• **Your objective**: The listing below should be written out exactly; please include all of it.

------ Available data ------

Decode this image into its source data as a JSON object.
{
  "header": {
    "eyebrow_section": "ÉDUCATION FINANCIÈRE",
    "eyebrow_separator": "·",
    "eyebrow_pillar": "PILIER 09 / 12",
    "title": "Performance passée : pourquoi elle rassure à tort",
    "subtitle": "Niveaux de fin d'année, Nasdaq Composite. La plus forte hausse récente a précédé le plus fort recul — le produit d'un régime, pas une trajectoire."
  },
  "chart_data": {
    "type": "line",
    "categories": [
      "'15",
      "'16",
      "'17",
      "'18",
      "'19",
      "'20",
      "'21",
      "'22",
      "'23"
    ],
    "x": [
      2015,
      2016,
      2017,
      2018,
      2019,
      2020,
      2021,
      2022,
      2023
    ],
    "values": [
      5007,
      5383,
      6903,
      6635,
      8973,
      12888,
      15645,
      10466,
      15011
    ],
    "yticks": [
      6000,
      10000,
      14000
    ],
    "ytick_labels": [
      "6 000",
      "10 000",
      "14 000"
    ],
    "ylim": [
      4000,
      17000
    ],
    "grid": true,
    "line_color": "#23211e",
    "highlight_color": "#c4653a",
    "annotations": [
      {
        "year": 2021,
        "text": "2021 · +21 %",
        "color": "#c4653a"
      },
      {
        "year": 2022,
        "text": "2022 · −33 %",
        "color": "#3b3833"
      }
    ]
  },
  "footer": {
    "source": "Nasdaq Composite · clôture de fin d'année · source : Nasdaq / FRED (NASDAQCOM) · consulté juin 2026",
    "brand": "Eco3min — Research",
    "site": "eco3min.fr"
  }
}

------

• **Response to this exercise**:
Decode this image into its source data as a JSON object.
{
  "header": {
    "eyebrow_section": "ÉDUCATION FINANCIÈRE",
    "eyebrow_separator": "·",
    "eyebrow_pillar": "PILIER 09 / 12",
    "title": "Performance passée : pourquoi elle rassure à tort",
    "subtitle": "Niveaux de fin d'année, Nasdaq Composite. La plus forte hausse récente a précédé le plus fort recul — le produit d'un régime, pas une trajectoire."
  },
  "chart_data": {
    "type": "line",
    "categories": [
      "'15",
      "'16",
      "'17",
      "'18",
      "'19",
      "'20",
      "'21",
      "'22",
      "'23"
    ],
    "x": [
      2015,
      2016,
      2017,
      2018,
      2019,
      2020,
      2021,
      2022,
      2023
    ],
    "values": [
      5007,
      5383,
      6903,
      6635,
      8973,
      12888,
      15645,
      10466,
      15011
    ],
    "yticks": [
      6000,
      10000,
      14000
    ],
    "ytick_labels": [
      "6 000",
      "10 000",
      "14 000"
    ],
    "ylim": [
      4000,
      17000
    ],
    "grid": true,
    "line_color": "#23211e",
    "highlight_color": "#c4653a",
    "annotations": [
      {
        "year": 2021,
        "text": "2021 · +21 %",
        "color": "#c4653a"
      },
      {
        "year": 2022,
        "text": "2022 · −33 %",
        "color": "#3b3833"
      }
    ]
  },
  "footer": {
    "source": "Nasdaq Composite · clôture de fin d'année · source : Nasdaq / FRED (NASDAQCOM) · consulté juin 2026",
    "brand": "Eco3min — Research",
    "site": "eco3min.fr"
  }
}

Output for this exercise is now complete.